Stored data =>
────────────────────────────────────────
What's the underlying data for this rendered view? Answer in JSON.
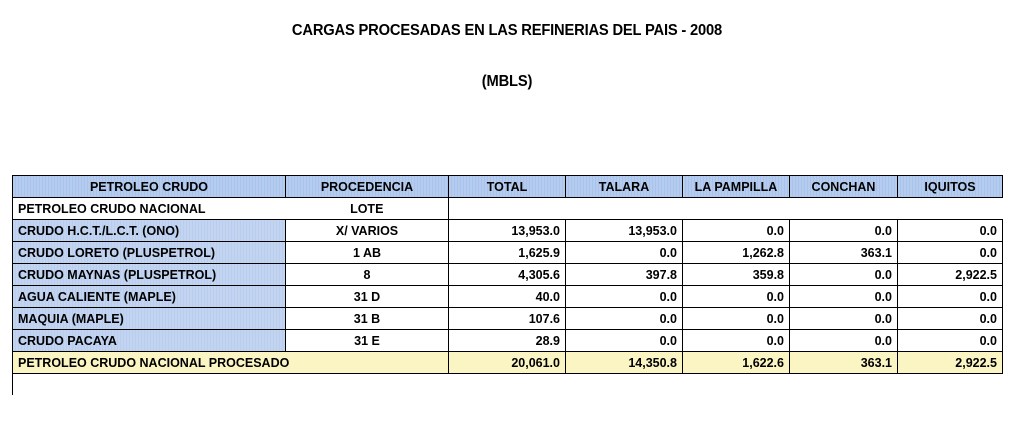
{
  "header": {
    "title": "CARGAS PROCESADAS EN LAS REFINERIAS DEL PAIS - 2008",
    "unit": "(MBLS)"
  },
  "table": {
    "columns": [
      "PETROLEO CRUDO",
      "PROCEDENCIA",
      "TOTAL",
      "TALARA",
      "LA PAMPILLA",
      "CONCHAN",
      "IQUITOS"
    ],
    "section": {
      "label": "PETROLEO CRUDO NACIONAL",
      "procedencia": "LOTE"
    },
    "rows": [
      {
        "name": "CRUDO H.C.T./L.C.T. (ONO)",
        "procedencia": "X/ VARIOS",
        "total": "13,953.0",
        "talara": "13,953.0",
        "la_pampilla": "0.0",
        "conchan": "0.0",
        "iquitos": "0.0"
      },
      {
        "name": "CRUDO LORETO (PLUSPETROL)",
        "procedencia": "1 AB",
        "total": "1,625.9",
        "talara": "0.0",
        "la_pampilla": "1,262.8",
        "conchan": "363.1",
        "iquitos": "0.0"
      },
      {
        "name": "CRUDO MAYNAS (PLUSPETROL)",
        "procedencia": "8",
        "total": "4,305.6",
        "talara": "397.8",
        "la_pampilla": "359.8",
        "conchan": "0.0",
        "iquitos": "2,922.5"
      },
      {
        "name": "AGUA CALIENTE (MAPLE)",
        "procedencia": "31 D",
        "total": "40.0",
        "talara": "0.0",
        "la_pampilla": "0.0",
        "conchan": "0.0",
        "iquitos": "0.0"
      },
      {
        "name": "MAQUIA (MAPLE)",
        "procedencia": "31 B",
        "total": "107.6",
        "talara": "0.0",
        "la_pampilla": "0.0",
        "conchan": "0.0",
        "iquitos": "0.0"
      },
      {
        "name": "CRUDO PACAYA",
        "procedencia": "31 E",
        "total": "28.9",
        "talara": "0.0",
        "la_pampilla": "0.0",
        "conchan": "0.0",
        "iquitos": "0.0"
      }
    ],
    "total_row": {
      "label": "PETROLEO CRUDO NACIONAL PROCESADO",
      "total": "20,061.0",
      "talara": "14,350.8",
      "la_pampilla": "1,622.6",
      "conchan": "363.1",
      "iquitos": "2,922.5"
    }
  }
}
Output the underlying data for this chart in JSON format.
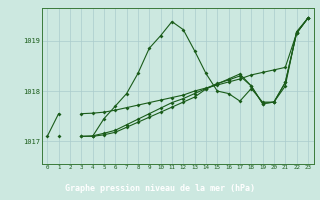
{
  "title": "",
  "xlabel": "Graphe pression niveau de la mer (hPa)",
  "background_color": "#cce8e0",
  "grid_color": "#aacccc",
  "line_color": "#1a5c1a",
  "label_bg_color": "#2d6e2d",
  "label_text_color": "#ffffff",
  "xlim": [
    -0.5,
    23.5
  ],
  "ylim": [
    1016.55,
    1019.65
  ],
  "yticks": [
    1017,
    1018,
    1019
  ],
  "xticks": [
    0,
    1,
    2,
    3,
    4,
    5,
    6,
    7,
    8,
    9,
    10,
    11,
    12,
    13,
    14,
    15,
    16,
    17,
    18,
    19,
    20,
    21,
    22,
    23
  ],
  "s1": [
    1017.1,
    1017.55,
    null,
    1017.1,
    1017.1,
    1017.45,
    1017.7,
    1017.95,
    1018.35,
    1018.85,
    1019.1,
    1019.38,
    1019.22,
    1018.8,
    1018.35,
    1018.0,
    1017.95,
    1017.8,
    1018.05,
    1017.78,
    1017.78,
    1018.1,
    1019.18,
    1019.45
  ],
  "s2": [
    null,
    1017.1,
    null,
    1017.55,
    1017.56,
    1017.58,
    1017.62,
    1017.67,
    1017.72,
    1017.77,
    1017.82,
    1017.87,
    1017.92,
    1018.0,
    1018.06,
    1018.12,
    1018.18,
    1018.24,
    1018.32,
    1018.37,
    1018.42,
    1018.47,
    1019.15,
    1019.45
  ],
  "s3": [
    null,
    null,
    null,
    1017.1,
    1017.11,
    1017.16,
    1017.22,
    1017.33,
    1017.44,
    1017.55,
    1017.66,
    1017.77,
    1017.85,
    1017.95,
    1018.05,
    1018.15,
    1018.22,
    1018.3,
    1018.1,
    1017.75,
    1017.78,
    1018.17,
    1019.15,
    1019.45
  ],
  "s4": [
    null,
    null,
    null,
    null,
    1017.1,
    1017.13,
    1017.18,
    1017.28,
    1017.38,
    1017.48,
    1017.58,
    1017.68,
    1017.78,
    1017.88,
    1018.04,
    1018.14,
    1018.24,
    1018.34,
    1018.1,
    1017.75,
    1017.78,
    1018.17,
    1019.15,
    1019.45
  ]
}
────────────────────────────────────────
EXERCISE GOAL => Repeat the material above word for word, please, apart from its images.

PROBLEM SOLUTION =>
What's the underlying data for this rendered view? Answer in JSON.
{
  "header": {
    "title": "CARGAS PROCESADAS EN LAS REFINERIAS DEL PAIS - 2008",
    "unit": "(MBLS)"
  },
  "table": {
    "columns": [
      "PETROLEO CRUDO",
      "PROCEDENCIA",
      "TOTAL",
      "TALARA",
      "LA PAMPILLA",
      "CONCHAN",
      "IQUITOS"
    ],
    "section": {
      "label": "PETROLEO CRUDO NACIONAL",
      "procedencia": "LOTE"
    },
    "rows": [
      {
        "name": "CRUDO H.C.T./L.C.T. (ONO)",
        "procedencia": "X/ VARIOS",
        "total": "13,953.0",
        "talara": "13,953.0",
        "la_pampilla": "0.0",
        "conchan": "0.0",
        "iquitos": "0.0"
      },
      {
        "name": "CRUDO LORETO (PLUSPETROL)",
        "procedencia": "1 AB",
        "total": "1,625.9",
        "talara": "0.0",
        "la_pampilla": "1,262.8",
        "conchan": "363.1",
        "iquitos": "0.0"
      },
      {
        "name": "CRUDO MAYNAS (PLUSPETROL)",
        "procedencia": "8",
        "total": "4,305.6",
        "talara": "397.8",
        "la_pampilla": "359.8",
        "conchan": "0.0",
        "iquitos": "2,922.5"
      },
      {
        "name": "AGUA CALIENTE (MAPLE)",
        "procedencia": "31 D",
        "total": "40.0",
        "talara": "0.0",
        "la_pampilla": "0.0",
        "conchan": "0.0",
        "iquitos": "0.0"
      },
      {
        "name": "MAQUIA (MAPLE)",
        "procedencia": "31 B",
        "total": "107.6",
        "talara": "0.0",
        "la_pampilla": "0.0",
        "conchan": "0.0",
        "iquitos": "0.0"
      },
      {
        "name": "CRUDO PACAYA",
        "procedencia": "31 E",
        "total": "28.9",
        "talara": "0.0",
        "la_pampilla": "0.0",
        "conchan": "0.0",
        "iquitos": "0.0"
      }
    ],
    "total_row": {
      "label": "PETROLEO CRUDO NACIONAL PROCESADO",
      "total": "20,061.0",
      "talara": "14,350.8",
      "la_pampilla": "1,622.6",
      "conchan": "363.1",
      "iquitos": "2,922.5"
    }
  }
}
Output the underlying data for this chart in JSON format.
{
  "title": "",
  "xlabel": "Graphe pression niveau de la mer (hPa)",
  "background_color": "#cce8e0",
  "grid_color": "#aacccc",
  "line_color": "#1a5c1a",
  "label_bg_color": "#2d6e2d",
  "label_text_color": "#ffffff",
  "xlim": [
    -0.5,
    23.5
  ],
  "ylim": [
    1016.55,
    1019.65
  ],
  "yticks": [
    1017,
    1018,
    1019
  ],
  "xticks": [
    0,
    1,
    2,
    3,
    4,
    5,
    6,
    7,
    8,
    9,
    10,
    11,
    12,
    13,
    14,
    15,
    16,
    17,
    18,
    19,
    20,
    21,
    22,
    23
  ],
  "s1": [
    1017.1,
    1017.55,
    null,
    1017.1,
    1017.1,
    1017.45,
    1017.7,
    1017.95,
    1018.35,
    1018.85,
    1019.1,
    1019.38,
    1019.22,
    1018.8,
    1018.35,
    1018.0,
    1017.95,
    1017.8,
    1018.05,
    1017.78,
    1017.78,
    1018.1,
    1019.18,
    1019.45
  ],
  "s2": [
    null,
    1017.1,
    null,
    1017.55,
    1017.56,
    1017.58,
    1017.62,
    1017.67,
    1017.72,
    1017.77,
    1017.82,
    1017.87,
    1017.92,
    1018.0,
    1018.06,
    1018.12,
    1018.18,
    1018.24,
    1018.32,
    1018.37,
    1018.42,
    1018.47,
    1019.15,
    1019.45
  ],
  "s3": [
    null,
    null,
    null,
    1017.1,
    1017.11,
    1017.16,
    1017.22,
    1017.33,
    1017.44,
    1017.55,
    1017.66,
    1017.77,
    1017.85,
    1017.95,
    1018.05,
    1018.15,
    1018.22,
    1018.3,
    1018.1,
    1017.75,
    1017.78,
    1018.17,
    1019.15,
    1019.45
  ],
  "s4": [
    null,
    null,
    null,
    null,
    1017.1,
    1017.13,
    1017.18,
    1017.28,
    1017.38,
    1017.48,
    1017.58,
    1017.68,
    1017.78,
    1017.88,
    1018.04,
    1018.14,
    1018.24,
    1018.34,
    1018.1,
    1017.75,
    1017.78,
    1018.17,
    1019.15,
    1019.45
  ]
}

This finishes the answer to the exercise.